Reproduce the entries exactly.

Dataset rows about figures
* start *

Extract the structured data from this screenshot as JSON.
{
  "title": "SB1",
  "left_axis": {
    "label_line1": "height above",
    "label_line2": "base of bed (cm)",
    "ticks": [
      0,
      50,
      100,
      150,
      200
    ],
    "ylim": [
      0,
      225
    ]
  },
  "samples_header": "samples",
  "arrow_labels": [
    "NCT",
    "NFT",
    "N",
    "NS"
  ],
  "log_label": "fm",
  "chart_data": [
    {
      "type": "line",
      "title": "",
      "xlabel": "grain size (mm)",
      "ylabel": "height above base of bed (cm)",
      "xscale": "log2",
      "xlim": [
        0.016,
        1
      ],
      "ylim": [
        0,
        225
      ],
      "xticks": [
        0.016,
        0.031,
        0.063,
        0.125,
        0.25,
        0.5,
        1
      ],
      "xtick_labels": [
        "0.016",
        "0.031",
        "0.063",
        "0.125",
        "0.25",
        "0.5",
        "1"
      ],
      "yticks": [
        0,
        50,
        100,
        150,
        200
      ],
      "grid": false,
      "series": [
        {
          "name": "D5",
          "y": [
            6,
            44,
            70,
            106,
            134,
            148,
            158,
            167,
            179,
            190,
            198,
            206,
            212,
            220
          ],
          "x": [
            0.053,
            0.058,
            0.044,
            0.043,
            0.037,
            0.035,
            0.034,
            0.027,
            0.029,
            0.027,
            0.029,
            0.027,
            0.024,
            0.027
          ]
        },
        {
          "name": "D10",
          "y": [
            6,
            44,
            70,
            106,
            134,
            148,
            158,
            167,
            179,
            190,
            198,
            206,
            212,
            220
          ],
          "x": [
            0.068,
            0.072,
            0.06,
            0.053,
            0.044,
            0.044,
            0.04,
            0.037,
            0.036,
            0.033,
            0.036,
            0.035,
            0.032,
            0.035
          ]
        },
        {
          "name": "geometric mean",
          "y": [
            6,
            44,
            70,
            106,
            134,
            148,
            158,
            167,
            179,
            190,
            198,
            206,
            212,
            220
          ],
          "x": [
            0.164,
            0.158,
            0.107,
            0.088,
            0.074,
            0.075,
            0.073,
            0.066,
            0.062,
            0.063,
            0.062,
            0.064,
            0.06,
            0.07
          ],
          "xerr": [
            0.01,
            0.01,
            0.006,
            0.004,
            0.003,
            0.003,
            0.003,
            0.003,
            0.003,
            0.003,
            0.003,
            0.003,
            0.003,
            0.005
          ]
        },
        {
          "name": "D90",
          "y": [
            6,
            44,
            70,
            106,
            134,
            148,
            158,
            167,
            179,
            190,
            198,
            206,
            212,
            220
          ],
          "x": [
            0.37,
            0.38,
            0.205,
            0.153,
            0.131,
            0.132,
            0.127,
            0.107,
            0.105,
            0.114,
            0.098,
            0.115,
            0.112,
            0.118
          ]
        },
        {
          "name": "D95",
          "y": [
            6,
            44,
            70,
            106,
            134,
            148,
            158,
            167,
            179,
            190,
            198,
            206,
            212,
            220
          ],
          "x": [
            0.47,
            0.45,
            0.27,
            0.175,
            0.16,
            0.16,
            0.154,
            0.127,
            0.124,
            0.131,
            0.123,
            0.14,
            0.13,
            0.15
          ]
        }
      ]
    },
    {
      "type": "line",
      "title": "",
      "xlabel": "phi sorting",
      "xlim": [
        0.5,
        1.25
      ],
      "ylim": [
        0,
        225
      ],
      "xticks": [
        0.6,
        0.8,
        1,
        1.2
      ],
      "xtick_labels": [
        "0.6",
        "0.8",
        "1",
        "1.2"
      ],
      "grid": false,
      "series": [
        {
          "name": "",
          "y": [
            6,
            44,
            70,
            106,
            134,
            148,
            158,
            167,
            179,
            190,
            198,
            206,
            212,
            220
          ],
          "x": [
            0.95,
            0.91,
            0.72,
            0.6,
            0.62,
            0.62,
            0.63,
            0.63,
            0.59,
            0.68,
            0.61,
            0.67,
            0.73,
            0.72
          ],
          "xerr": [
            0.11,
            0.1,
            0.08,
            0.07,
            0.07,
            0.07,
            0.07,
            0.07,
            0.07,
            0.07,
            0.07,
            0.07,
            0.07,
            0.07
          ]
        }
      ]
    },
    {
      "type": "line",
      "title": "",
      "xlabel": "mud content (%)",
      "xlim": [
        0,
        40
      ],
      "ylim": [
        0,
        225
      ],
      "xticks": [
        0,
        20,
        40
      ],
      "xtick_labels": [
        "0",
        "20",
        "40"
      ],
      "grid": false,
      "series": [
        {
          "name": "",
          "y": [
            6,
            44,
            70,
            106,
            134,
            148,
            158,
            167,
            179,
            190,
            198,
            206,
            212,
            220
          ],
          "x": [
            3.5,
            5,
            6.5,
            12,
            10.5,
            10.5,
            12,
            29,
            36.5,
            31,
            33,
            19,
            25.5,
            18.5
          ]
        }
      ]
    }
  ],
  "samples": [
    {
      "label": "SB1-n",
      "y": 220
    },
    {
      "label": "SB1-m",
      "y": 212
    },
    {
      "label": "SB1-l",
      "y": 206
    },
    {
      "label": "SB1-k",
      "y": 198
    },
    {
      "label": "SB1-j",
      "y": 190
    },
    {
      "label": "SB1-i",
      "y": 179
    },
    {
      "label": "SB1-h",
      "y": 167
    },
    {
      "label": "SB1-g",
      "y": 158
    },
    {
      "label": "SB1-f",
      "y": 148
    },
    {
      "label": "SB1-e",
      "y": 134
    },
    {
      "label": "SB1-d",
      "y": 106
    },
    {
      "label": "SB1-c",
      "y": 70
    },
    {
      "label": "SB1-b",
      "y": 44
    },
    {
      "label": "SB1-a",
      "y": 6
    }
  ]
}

* end *

Solution to this exercise –
Extract the structured data from this screenshot as JSON.
{
  "title": "SB1",
  "left_axis": {
    "label_line1": "height above",
    "label_line2": "base of bed (cm)",
    "ticks": [
      0,
      50,
      100,
      150,
      200
    ],
    "ylim": [
      0,
      225
    ]
  },
  "samples_header": "samples",
  "arrow_labels": [
    "NCT",
    "NFT",
    "N",
    "NS"
  ],
  "log_label": "fm",
  "chart_data": [
    {
      "type": "line",
      "title": "",
      "xlabel": "grain size (mm)",
      "ylabel": "height above base of bed (cm)",
      "xscale": "log2",
      "xlim": [
        0.016,
        1
      ],
      "ylim": [
        0,
        225
      ],
      "xticks": [
        0.016,
        0.031,
        0.063,
        0.125,
        0.25,
        0.5,
        1
      ],
      "xtick_labels": [
        "0.016",
        "0.031",
        "0.063",
        "0.125",
        "0.25",
        "0.5",
        "1"
      ],
      "yticks": [
        0,
        50,
        100,
        150,
        200
      ],
      "grid": false,
      "series": [
        {
          "name": "D5",
          "y": [
            6,
            44,
            70,
            106,
            134,
            148,
            158,
            167,
            179,
            190,
            198,
            206,
            212,
            220
          ],
          "x": [
            0.053,
            0.058,
            0.044,
            0.043,
            0.037,
            0.035,
            0.034,
            0.027,
            0.029,
            0.027,
            0.029,
            0.027,
            0.024,
            0.027
          ]
        },
        {
          "name": "D10",
          "y": [
            6,
            44,
            70,
            106,
            134,
            148,
            158,
            167,
            179,
            190,
            198,
            206,
            212,
            220
          ],
          "x": [
            0.068,
            0.072,
            0.06,
            0.053,
            0.044,
            0.044,
            0.04,
            0.037,
            0.036,
            0.033,
            0.036,
            0.035,
            0.032,
            0.035
          ]
        },
        {
          "name": "geometric mean",
          "y": [
            6,
            44,
            70,
            106,
            134,
            148,
            158,
            167,
            179,
            190,
            198,
            206,
            212,
            220
          ],
          "x": [
            0.164,
            0.158,
            0.107,
            0.088,
            0.074,
            0.075,
            0.073,
            0.066,
            0.062,
            0.063,
            0.062,
            0.064,
            0.06,
            0.07
          ],
          "xerr": [
            0.01,
            0.01,
            0.006,
            0.004,
            0.003,
            0.003,
            0.003,
            0.003,
            0.003,
            0.003,
            0.003,
            0.003,
            0.003,
            0.005
          ]
        },
        {
          "name": "D90",
          "y": [
            6,
            44,
            70,
            106,
            134,
            148,
            158,
            167,
            179,
            190,
            198,
            206,
            212,
            220
          ],
          "x": [
            0.37,
            0.38,
            0.205,
            0.153,
            0.131,
            0.132,
            0.127,
            0.107,
            0.105,
            0.114,
            0.098,
            0.115,
            0.112,
            0.118
          ]
        },
        {
          "name": "D95",
          "y": [
            6,
            44,
            70,
            106,
            134,
            148,
            158,
            167,
            179,
            190,
            198,
            206,
            212,
            220
          ],
          "x": [
            0.47,
            0.45,
            0.27,
            0.175,
            0.16,
            0.16,
            0.154,
            0.127,
            0.124,
            0.131,
            0.123,
            0.14,
            0.13,
            0.15
          ]
        }
      ]
    },
    {
      "type": "line",
      "title": "",
      "xlabel": "phi sorting",
      "xlim": [
        0.5,
        1.25
      ],
      "ylim": [
        0,
        225
      ],
      "xticks": [
        0.6,
        0.8,
        1,
        1.2
      ],
      "xtick_labels": [
        "0.6",
        "0.8",
        "1",
        "1.2"
      ],
      "grid": false,
      "series": [
        {
          "name": "",
          "y": [
            6,
            44,
            70,
            106,
            134,
            148,
            158,
            167,
            179,
            190,
            198,
            206,
            212,
            220
          ],
          "x": [
            0.95,
            0.91,
            0.72,
            0.6,
            0.62,
            0.62,
            0.63,
            0.63,
            0.59,
            0.68,
            0.61,
            0.67,
            0.73,
            0.72
          ],
          "xerr": [
            0.11,
            0.1,
            0.08,
            0.07,
            0.07,
            0.07,
            0.07,
            0.07,
            0.07,
            0.07,
            0.07,
            0.07,
            0.07,
            0.07
          ]
        }
      ]
    },
    {
      "type": "line",
      "title": "",
      "xlabel": "mud content (%)",
      "xlim": [
        0,
        40
      ],
      "ylim": [
        0,
        225
      ],
      "xticks": [
        0,
        20,
        40
      ],
      "xtick_labels": [
        "0",
        "20",
        "40"
      ],
      "grid": false,
      "series": [
        {
          "name": "",
          "y": [
            6,
            44,
            70,
            106,
            134,
            148,
            158,
            167,
            179,
            190,
            198,
            206,
            212,
            220
          ],
          "x": [
            3.5,
            5,
            6.5,
            12,
            10.5,
            10.5,
            12,
            29,
            36.5,
            31,
            33,
            19,
            25.5,
            18.5
          ]
        }
      ]
    }
  ],
  "samples": [
    {
      "label": "SB1-n",
      "y": 220
    },
    {
      "label": "SB1-m",
      "y": 212
    },
    {
      "label": "SB1-l",
      "y": 206
    },
    {
      "label": "SB1-k",
      "y": 198
    },
    {
      "label": "SB1-j",
      "y": 190
    },
    {
      "label": "SB1-i",
      "y": 179
    },
    {
      "label": "SB1-h",
      "y": 167
    },
    {
      "label": "SB1-g",
      "y": 158
    },
    {
      "label": "SB1-f",
      "y": 148
    },
    {
      "label": "SB1-e",
      "y": 134
    },
    {
      "label": "SB1-d",
      "y": 106
    },
    {
      "label": "SB1-c",
      "y": 70
    },
    {
      "label": "SB1-b",
      "y": 44
    },
    {
      "label": "SB1-a",
      "y": 6
    }
  ]
}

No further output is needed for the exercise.